Convert the lines from the first one up to and including the line with "900, 523, 915]" into a numbered list, leaving out any blank lines.

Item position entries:

########################################

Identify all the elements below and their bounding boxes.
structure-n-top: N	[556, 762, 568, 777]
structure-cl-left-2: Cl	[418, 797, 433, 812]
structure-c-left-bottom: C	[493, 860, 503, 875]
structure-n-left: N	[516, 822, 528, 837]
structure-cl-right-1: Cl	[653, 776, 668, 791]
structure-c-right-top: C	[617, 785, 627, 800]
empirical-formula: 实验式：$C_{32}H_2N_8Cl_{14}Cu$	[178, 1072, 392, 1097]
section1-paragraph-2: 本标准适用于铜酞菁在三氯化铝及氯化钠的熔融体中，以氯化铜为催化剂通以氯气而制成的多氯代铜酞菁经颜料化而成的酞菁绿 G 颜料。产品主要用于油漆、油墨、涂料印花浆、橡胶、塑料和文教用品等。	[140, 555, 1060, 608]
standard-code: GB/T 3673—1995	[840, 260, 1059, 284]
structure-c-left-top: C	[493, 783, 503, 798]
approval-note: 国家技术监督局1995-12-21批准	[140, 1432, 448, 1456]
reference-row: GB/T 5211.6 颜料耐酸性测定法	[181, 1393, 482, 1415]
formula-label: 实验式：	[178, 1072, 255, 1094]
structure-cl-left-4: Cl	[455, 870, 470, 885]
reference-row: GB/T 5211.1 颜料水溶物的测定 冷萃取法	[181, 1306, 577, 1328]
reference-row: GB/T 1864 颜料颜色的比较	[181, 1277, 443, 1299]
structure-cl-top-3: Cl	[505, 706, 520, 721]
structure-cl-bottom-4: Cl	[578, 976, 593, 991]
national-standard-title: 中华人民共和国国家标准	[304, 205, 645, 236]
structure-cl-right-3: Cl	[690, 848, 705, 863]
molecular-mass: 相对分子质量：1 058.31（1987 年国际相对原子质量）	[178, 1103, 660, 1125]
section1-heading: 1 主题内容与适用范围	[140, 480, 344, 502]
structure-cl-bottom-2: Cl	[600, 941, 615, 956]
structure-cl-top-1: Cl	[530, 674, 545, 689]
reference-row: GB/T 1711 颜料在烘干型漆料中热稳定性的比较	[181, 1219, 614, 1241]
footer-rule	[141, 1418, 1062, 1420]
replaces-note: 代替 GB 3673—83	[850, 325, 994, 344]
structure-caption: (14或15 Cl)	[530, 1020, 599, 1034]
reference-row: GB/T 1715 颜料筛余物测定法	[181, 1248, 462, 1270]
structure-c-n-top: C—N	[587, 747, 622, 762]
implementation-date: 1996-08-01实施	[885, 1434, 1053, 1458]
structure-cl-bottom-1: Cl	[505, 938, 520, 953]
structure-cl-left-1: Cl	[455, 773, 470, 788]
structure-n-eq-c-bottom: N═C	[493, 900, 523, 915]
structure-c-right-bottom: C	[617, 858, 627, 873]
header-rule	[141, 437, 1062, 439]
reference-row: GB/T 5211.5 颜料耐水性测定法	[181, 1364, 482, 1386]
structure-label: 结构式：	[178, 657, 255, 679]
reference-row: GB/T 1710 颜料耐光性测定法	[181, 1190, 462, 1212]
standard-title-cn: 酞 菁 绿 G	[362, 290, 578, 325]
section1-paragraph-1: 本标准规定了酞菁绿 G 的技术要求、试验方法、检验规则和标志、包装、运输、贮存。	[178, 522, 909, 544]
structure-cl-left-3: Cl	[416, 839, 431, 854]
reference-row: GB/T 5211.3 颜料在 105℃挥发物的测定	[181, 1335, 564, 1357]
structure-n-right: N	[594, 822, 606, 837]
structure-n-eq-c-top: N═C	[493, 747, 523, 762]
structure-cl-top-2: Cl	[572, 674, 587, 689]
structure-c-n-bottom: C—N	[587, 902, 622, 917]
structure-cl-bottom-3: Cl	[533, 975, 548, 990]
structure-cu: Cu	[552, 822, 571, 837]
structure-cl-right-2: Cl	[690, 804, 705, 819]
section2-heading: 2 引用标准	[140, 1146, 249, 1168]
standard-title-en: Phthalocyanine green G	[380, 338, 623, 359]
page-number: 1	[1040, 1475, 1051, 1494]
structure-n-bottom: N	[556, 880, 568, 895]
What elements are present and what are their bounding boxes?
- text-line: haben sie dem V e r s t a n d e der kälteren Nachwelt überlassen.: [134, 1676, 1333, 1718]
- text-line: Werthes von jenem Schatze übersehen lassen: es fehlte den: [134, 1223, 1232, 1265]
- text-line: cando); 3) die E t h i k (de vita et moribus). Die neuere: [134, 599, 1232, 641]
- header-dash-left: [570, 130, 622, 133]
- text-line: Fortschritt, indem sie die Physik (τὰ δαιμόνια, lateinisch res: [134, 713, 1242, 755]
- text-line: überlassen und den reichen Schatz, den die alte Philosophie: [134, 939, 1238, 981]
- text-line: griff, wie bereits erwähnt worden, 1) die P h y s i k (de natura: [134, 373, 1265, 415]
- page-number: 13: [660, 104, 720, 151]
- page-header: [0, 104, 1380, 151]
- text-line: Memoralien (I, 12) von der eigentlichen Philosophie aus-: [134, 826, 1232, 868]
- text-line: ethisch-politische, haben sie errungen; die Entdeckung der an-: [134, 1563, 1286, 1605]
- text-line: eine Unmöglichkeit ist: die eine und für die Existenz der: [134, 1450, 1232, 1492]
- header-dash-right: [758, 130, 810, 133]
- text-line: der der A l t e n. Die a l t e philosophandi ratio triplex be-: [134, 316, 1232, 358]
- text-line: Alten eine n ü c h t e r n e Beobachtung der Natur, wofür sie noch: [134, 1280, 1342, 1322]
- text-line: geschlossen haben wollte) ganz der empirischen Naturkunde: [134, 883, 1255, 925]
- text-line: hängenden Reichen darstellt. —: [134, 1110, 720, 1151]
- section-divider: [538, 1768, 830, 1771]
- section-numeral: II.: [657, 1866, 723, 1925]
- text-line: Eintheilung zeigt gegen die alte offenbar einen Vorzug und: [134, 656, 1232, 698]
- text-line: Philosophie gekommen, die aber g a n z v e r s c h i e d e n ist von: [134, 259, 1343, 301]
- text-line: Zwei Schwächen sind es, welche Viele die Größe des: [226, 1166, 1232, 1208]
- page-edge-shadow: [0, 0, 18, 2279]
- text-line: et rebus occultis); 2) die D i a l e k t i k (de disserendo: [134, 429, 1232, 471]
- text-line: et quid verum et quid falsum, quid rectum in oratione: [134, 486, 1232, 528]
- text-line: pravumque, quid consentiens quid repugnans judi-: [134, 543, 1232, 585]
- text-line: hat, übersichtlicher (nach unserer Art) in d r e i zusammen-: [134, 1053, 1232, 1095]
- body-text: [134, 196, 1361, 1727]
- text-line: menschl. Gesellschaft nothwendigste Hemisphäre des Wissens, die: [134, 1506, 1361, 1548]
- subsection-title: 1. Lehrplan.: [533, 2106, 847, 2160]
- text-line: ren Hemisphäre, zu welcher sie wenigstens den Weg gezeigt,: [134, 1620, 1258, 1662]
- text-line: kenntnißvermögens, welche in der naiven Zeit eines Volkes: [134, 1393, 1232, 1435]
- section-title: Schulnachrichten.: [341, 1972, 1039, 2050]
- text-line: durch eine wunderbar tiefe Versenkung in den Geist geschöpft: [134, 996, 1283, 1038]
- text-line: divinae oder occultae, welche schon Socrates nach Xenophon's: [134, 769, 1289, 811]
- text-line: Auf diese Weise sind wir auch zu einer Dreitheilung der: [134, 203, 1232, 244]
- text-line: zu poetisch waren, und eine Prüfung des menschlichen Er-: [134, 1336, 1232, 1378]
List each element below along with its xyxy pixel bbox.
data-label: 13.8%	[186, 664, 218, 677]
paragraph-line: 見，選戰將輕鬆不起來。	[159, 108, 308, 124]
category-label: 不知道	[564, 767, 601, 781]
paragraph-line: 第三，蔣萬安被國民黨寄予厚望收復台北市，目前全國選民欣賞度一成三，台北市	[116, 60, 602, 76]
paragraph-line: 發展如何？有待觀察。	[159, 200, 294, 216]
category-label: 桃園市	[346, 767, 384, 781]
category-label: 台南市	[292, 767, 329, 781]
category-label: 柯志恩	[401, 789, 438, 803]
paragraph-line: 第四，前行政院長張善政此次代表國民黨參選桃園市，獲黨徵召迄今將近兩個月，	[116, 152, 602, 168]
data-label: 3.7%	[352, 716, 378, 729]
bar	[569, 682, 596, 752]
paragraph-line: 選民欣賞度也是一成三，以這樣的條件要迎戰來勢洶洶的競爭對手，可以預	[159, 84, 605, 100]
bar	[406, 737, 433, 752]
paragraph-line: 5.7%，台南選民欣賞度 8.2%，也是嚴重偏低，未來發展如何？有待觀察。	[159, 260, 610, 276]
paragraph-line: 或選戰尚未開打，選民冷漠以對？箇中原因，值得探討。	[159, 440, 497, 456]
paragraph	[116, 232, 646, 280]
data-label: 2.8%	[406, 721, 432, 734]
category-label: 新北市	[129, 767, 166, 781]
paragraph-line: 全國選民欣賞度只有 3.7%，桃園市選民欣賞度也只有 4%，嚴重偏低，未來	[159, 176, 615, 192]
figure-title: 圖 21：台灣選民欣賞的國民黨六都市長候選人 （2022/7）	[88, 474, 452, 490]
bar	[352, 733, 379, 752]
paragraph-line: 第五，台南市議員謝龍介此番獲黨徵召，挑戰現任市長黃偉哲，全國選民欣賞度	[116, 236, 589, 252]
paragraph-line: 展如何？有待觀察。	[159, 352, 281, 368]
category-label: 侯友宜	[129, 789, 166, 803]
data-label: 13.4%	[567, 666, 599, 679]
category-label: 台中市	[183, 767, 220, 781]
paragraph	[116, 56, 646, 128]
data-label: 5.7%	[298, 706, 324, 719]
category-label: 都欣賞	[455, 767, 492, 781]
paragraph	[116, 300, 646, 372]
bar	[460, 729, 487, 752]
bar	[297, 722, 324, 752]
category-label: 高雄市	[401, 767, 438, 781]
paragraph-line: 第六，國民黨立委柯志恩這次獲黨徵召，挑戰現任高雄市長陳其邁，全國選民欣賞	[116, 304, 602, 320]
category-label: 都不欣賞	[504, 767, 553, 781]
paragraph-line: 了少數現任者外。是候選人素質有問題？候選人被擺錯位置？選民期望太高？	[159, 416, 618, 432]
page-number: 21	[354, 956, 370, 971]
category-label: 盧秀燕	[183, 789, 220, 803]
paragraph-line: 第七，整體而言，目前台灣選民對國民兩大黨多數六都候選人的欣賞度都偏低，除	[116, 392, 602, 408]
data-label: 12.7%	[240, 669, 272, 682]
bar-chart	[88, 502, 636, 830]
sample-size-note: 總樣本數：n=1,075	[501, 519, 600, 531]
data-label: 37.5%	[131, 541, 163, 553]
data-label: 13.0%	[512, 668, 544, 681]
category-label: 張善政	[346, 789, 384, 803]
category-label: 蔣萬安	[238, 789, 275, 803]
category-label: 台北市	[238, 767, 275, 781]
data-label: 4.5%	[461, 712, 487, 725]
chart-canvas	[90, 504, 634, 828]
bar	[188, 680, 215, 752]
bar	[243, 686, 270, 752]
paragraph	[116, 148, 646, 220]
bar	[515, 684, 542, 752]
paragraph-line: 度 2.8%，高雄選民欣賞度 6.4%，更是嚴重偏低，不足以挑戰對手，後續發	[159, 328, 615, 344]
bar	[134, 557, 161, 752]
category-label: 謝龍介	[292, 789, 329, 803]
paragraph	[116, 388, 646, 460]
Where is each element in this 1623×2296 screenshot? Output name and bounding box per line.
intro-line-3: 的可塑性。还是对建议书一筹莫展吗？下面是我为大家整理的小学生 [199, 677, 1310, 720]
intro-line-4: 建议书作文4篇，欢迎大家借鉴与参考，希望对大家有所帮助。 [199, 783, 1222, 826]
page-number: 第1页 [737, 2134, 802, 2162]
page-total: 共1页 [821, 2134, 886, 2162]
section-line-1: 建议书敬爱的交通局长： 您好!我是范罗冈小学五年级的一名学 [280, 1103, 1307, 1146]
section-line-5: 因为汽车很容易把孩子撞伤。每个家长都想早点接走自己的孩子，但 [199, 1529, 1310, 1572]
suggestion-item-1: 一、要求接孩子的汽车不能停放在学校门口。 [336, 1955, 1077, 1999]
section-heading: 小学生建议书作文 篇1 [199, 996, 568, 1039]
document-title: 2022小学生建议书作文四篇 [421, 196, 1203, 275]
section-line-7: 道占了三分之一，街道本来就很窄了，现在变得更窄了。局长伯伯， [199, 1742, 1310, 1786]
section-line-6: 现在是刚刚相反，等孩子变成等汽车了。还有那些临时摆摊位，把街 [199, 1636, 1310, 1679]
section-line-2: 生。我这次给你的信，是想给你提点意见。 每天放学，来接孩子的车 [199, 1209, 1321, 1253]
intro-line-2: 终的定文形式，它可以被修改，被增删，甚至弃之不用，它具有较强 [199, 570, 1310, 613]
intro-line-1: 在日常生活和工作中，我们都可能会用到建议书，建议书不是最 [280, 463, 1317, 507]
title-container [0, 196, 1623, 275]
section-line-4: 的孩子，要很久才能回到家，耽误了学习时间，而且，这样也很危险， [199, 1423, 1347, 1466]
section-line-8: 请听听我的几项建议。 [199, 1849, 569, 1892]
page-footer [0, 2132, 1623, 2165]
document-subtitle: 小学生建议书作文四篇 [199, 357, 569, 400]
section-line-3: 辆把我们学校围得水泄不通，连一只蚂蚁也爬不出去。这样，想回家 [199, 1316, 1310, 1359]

########################################

# Final result
1. Identify all the elements below and their bounding boxes.
2. structure-n-top: N	[556, 762, 568, 777]
3. structure-cl-left-2: Cl	[418, 797, 433, 812]
4. structure-c-left-bottom: C	[493, 860, 503, 875]
5. structure-n-left: N	[516, 822, 528, 837]
6. structure-cl-right-1: Cl	[653, 776, 668, 791]
7. structure-c-right-top: C	[617, 785, 627, 800]
8. empirical-formula: 实验式：$C_{32}H_2N_8Cl_{14}Cu$	[178, 1072, 392, 1097]
9. section1-paragraph-2: 本标准适用于铜酞菁在三氯化铝及氯化钠的熔融体中，以氯化铜为催化剂通以氯气而制成的多氯代铜酞菁经颜料化而成的酞菁绿 G 颜料。产品主要用于油漆、油墨、涂料印花浆、橡胶、塑料和文教用品等。	[140, 555, 1060, 608]
10. standard-code: GB/T 3673—1995	[840, 260, 1059, 284]
11. structure-c-left-top: C	[493, 783, 503, 798]
12. approval-note: 国家技术监督局1995-12-21批准	[140, 1432, 448, 1456]
13. reference-row: GB/T 5211.6 颜料耐酸性测定法	[181, 1393, 482, 1415]
14. formula-label: 实验式：	[178, 1072, 255, 1094]
15. structure-cl-left-4: Cl	[455, 870, 470, 885]
16. reference-row: GB/T 5211.1 颜料水溶物的测定 冷萃取法	[181, 1306, 577, 1328]
17. reference-row: GB/T 1864 颜料颜色的比较	[181, 1277, 443, 1299]
18. structure-cl-top-3: Cl	[505, 706, 520, 721]
19. structure-cl-bottom-4: Cl	[578, 976, 593, 991]
20. national-standard-title: 中华人民共和国国家标准	[304, 205, 645, 236]
21. structure-cl-right-3: Cl	[690, 848, 705, 863]
22. molecular-mass: 相对分子质量：1 058.31（1987 年国际相对原子质量）	[178, 1103, 660, 1125]
23. section1-heading: 1 主题内容与适用范围	[140, 480, 344, 502]
24. structure-cl-bottom-2: Cl	[600, 941, 615, 956]
25. structure-cl-top-1: Cl	[530, 674, 545, 689]
26. reference-row: GB/T 1711 颜料在烘干型漆料中热稳定性的比较	[181, 1219, 614, 1241]
27. footer-rule	[141, 1418, 1062, 1420]
28. replaces-note: 代替 GB 3673—83	[850, 325, 994, 344]
29. structure-caption: (14或15 Cl)	[530, 1020, 599, 1034]
30. reference-row: GB/T 1715 颜料筛余物测定法	[181, 1248, 462, 1270]
31. structure-c-n-top: C—N	[587, 747, 622, 762]
32. implementation-date: 1996-08-01实施	[885, 1434, 1053, 1458]
33. structure-cl-bottom-1: Cl	[505, 938, 520, 953]
34. structure-cl-left-1: Cl	[455, 773, 470, 788]
35. structure-n-eq-c-bottom: N═C	[493, 900, 523, 915]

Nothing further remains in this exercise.